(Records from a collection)
====================
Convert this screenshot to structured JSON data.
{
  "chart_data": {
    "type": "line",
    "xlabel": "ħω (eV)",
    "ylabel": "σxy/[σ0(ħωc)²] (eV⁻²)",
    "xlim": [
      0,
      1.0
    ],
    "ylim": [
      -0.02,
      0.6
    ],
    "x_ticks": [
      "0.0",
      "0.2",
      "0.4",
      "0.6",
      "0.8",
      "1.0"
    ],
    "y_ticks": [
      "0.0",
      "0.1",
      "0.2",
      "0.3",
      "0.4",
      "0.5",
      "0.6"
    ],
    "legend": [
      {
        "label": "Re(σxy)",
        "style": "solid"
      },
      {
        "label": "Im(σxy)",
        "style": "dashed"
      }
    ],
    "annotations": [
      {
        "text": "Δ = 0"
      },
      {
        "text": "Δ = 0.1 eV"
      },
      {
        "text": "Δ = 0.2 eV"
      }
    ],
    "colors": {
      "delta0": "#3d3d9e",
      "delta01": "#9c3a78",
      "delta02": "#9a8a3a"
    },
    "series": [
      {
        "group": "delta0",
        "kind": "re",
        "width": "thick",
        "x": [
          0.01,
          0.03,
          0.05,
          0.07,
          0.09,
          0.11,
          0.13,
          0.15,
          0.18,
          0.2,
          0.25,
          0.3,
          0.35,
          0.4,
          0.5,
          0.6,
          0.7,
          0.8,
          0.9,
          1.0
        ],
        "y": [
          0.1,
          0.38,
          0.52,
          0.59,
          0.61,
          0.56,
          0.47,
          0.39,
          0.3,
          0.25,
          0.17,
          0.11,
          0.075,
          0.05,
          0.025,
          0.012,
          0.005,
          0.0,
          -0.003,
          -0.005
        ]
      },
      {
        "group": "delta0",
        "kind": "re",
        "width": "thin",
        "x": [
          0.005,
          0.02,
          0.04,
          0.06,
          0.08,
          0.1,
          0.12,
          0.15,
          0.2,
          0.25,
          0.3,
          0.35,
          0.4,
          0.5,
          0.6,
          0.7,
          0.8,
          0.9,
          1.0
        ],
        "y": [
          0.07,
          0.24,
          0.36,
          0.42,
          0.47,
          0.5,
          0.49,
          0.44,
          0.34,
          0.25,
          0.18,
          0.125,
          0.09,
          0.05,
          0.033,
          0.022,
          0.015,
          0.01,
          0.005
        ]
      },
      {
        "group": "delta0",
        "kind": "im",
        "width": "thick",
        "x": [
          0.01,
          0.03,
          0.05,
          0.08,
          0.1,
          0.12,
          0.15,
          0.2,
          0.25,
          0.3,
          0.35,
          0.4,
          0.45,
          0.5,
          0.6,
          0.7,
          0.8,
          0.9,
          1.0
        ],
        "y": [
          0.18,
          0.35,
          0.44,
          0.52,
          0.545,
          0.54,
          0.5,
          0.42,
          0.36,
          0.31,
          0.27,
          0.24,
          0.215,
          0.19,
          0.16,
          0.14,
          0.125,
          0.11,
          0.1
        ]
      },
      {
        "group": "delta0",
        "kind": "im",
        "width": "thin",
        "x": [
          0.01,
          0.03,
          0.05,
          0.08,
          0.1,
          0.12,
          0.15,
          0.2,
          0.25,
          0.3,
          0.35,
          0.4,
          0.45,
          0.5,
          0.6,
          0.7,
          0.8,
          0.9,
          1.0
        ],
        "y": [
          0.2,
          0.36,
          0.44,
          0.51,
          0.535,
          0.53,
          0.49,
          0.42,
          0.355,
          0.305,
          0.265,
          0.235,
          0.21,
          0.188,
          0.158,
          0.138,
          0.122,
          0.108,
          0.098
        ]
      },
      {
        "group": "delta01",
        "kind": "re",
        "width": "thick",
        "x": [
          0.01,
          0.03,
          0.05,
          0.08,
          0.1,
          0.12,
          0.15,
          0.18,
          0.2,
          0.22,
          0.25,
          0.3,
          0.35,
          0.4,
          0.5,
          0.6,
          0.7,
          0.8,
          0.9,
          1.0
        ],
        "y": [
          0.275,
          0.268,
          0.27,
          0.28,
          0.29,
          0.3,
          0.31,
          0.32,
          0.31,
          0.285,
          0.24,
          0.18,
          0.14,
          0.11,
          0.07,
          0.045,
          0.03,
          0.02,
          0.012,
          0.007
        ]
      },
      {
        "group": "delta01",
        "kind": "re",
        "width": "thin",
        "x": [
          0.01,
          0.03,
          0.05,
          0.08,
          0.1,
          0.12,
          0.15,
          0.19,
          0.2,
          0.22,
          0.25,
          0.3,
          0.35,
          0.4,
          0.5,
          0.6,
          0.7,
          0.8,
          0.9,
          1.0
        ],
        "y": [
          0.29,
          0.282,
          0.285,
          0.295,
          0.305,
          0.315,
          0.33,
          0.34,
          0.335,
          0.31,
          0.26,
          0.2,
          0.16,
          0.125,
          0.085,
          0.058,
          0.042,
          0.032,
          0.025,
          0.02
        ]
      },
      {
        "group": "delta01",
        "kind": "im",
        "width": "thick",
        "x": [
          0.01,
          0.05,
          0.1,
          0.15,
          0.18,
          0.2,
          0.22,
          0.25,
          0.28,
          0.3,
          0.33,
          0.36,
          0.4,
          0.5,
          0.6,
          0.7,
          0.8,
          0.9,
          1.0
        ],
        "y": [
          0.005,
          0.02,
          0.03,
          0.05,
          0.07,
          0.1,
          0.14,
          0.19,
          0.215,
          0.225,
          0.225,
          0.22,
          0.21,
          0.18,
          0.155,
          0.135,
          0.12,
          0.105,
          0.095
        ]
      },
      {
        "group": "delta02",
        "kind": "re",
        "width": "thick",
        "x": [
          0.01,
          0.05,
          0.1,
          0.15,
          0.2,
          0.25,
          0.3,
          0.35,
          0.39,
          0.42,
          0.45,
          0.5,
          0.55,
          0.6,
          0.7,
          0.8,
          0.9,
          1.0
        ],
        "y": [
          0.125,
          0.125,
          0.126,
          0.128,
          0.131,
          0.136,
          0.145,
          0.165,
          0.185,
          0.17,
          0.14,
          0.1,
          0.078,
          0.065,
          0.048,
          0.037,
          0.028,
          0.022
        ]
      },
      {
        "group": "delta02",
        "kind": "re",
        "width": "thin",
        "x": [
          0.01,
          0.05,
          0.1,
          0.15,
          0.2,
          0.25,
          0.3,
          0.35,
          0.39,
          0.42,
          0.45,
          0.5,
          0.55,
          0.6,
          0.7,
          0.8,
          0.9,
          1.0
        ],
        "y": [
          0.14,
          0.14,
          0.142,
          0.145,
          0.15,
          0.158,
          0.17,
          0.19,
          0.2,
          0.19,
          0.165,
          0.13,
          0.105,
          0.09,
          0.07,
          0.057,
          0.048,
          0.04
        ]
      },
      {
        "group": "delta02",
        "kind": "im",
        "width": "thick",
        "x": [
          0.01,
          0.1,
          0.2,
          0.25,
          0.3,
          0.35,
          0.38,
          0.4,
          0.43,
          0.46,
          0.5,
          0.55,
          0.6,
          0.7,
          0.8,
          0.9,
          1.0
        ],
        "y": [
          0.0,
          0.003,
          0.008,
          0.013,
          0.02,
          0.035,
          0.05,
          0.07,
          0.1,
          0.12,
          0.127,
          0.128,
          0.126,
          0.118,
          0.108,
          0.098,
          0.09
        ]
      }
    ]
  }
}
====================
Extract the complete set of records unchanged.

Convert this screenshot to structured JSON data.
{
  "chart_data": {
    "type": "line",
    "xlabel": "ħω (eV)",
    "ylabel": "σxy/[σ0(ħωc)²] (eV⁻²)",
    "xlim": [
      0,
      1.0
    ],
    "ylim": [
      -0.02,
      0.6
    ],
    "x_ticks": [
      "0.0",
      "0.2",
      "0.4",
      "0.6",
      "0.8",
      "1.0"
    ],
    "y_ticks": [
      "0.0",
      "0.1",
      "0.2",
      "0.3",
      "0.4",
      "0.5",
      "0.6"
    ],
    "legend": [
      {
        "label": "Re(σxy)",
        "style": "solid"
      },
      {
        "label": "Im(σxy)",
        "style": "dashed"
      }
    ],
    "annotations": [
      {
        "text": "Δ = 0"
      },
      {
        "text": "Δ = 0.1 eV"
      },
      {
        "text": "Δ = 0.2 eV"
      }
    ],
    "colors": {
      "delta0": "#3d3d9e",
      "delta01": "#9c3a78",
      "delta02": "#9a8a3a"
    },
    "series": [
      {
        "group": "delta0",
        "kind": "re",
        "width": "thick",
        "x": [
          0.01,
          0.03,
          0.05,
          0.07,
          0.09,
          0.11,
          0.13,
          0.15,
          0.18,
          0.2,
          0.25,
          0.3,
          0.35,
          0.4,
          0.5,
          0.6,
          0.7,
          0.8,
          0.9,
          1.0
        ],
        "y": [
          0.1,
          0.38,
          0.52,
          0.59,
          0.61,
          0.56,
          0.47,
          0.39,
          0.3,
          0.25,
          0.17,
          0.11,
          0.075,
          0.05,
          0.025,
          0.012,
          0.005,
          0.0,
          -0.003,
          -0.005
        ]
      },
      {
        "group": "delta0",
        "kind": "re",
        "width": "thin",
        "x": [
          0.005,
          0.02,
          0.04,
          0.06,
          0.08,
          0.1,
          0.12,
          0.15,
          0.2,
          0.25,
          0.3,
          0.35,
          0.4,
          0.5,
          0.6,
          0.7,
          0.8,
          0.9,
          1.0
        ],
        "y": [
          0.07,
          0.24,
          0.36,
          0.42,
          0.47,
          0.5,
          0.49,
          0.44,
          0.34,
          0.25,
          0.18,
          0.125,
          0.09,
          0.05,
          0.033,
          0.022,
          0.015,
          0.01,
          0.005
        ]
      },
      {
        "group": "delta0",
        "kind": "im",
        "width": "thick",
        "x": [
          0.01,
          0.03,
          0.05,
          0.08,
          0.1,
          0.12,
          0.15,
          0.2,
          0.25,
          0.3,
          0.35,
          0.4,
          0.45,
          0.5,
          0.6,
          0.7,
          0.8,
          0.9,
          1.0
        ],
        "y": [
          0.18,
          0.35,
          0.44,
          0.52,
          0.545,
          0.54,
          0.5,
          0.42,
          0.36,
          0.31,
          0.27,
          0.24,
          0.215,
          0.19,
          0.16,
          0.14,
          0.125,
          0.11,
          0.1
        ]
      },
      {
        "group": "delta0",
        "kind": "im",
        "width": "thin",
        "x": [
          0.01,
          0.03,
          0.05,
          0.08,
          0.1,
          0.12,
          0.15,
          0.2,
          0.25,
          0.3,
          0.35,
          0.4,
          0.45,
          0.5,
          0.6,
          0.7,
          0.8,
          0.9,
          1.0
        ],
        "y": [
          0.2,
          0.36,
          0.44,
          0.51,
          0.535,
          0.53,
          0.49,
          0.42,
          0.355,
          0.305,
          0.265,
          0.235,
          0.21,
          0.188,
          0.158,
          0.138,
          0.122,
          0.108,
          0.098
        ]
      },
      {
        "group": "delta01",
        "kind": "re",
        "width": "thick",
        "x": [
          0.01,
          0.03,
          0.05,
          0.08,
          0.1,
          0.12,
          0.15,
          0.18,
          0.2,
          0.22,
          0.25,
          0.3,
          0.35,
          0.4,
          0.5,
          0.6,
          0.7,
          0.8,
          0.9,
          1.0
        ],
        "y": [
          0.275,
          0.268,
          0.27,
          0.28,
          0.29,
          0.3,
          0.31,
          0.32,
          0.31,
          0.285,
          0.24,
          0.18,
          0.14,
          0.11,
          0.07,
          0.045,
          0.03,
          0.02,
          0.012,
          0.007
        ]
      },
      {
        "group": "delta01",
        "kind": "re",
        "width": "thin",
        "x": [
          0.01,
          0.03,
          0.05,
          0.08,
          0.1,
          0.12,
          0.15,
          0.19,
          0.2,
          0.22,
          0.25,
          0.3,
          0.35,
          0.4,
          0.5,
          0.6,
          0.7,
          0.8,
          0.9,
          1.0
        ],
        "y": [
          0.29,
          0.282,
          0.285,
          0.295,
          0.305,
          0.315,
          0.33,
          0.34,
          0.335,
          0.31,
          0.26,
          0.2,
          0.16,
          0.125,
          0.085,
          0.058,
          0.042,
          0.032,
          0.025,
          0.02
        ]
      },
      {
        "group": "delta01",
        "kind": "im",
        "width": "thick",
        "x": [
          0.01,
          0.05,
          0.1,
          0.15,
          0.18,
          0.2,
          0.22,
          0.25,
          0.28,
          0.3,
          0.33,
          0.36,
          0.4,
          0.5,
          0.6,
          0.7,
          0.8,
          0.9,
          1.0
        ],
        "y": [
          0.005,
          0.02,
          0.03,
          0.05,
          0.07,
          0.1,
          0.14,
          0.19,
          0.215,
          0.225,
          0.225,
          0.22,
          0.21,
          0.18,
          0.155,
          0.135,
          0.12,
          0.105,
          0.095
        ]
      },
      {
        "group": "delta02",
        "kind": "re",
        "width": "thick",
        "x": [
          0.01,
          0.05,
          0.1,
          0.15,
          0.2,
          0.25,
          0.3,
          0.35,
          0.39,
          0.42,
          0.45,
          0.5,
          0.55,
          0.6,
          0.7,
          0.8,
          0.9,
          1.0
        ],
        "y": [
          0.125,
          0.125,
          0.126,
          0.128,
          0.131,
          0.136,
          0.145,
          0.165,
          0.185,
          0.17,
          0.14,
          0.1,
          0.078,
          0.065,
          0.048,
          0.037,
          0.028,
          0.022
        ]
      },
      {
        "group": "delta02",
        "kind": "re",
        "width": "thin",
        "x": [
          0.01,
          0.05,
          0.1,
          0.15,
          0.2,
          0.25,
          0.3,
          0.35,
          0.39,
          0.42,
          0.45,
          0.5,
          0.55,
          0.6,
          0.7,
          0.8,
          0.9,
          1.0
        ],
        "y": [
          0.14,
          0.14,
          0.142,
          0.145,
          0.15,
          0.158,
          0.17,
          0.19,
          0.2,
          0.19,
          0.165,
          0.13,
          0.105,
          0.09,
          0.07,
          0.057,
          0.048,
          0.04
        ]
      },
      {
        "group": "delta02",
        "kind": "im",
        "width": "thick",
        "x": [
          0.01,
          0.1,
          0.2,
          0.25,
          0.3,
          0.35,
          0.38,
          0.4,
          0.43,
          0.46,
          0.5,
          0.55,
          0.6,
          0.7,
          0.8,
          0.9,
          1.0
        ],
        "y": [
          0.0,
          0.003,
          0.008,
          0.013,
          0.02,
          0.035,
          0.05,
          0.07,
          0.1,
          0.12,
          0.127,
          0.128,
          0.126,
          0.118,
          0.108,
          0.098,
          0.09
        ]
      }
    ]
  }
}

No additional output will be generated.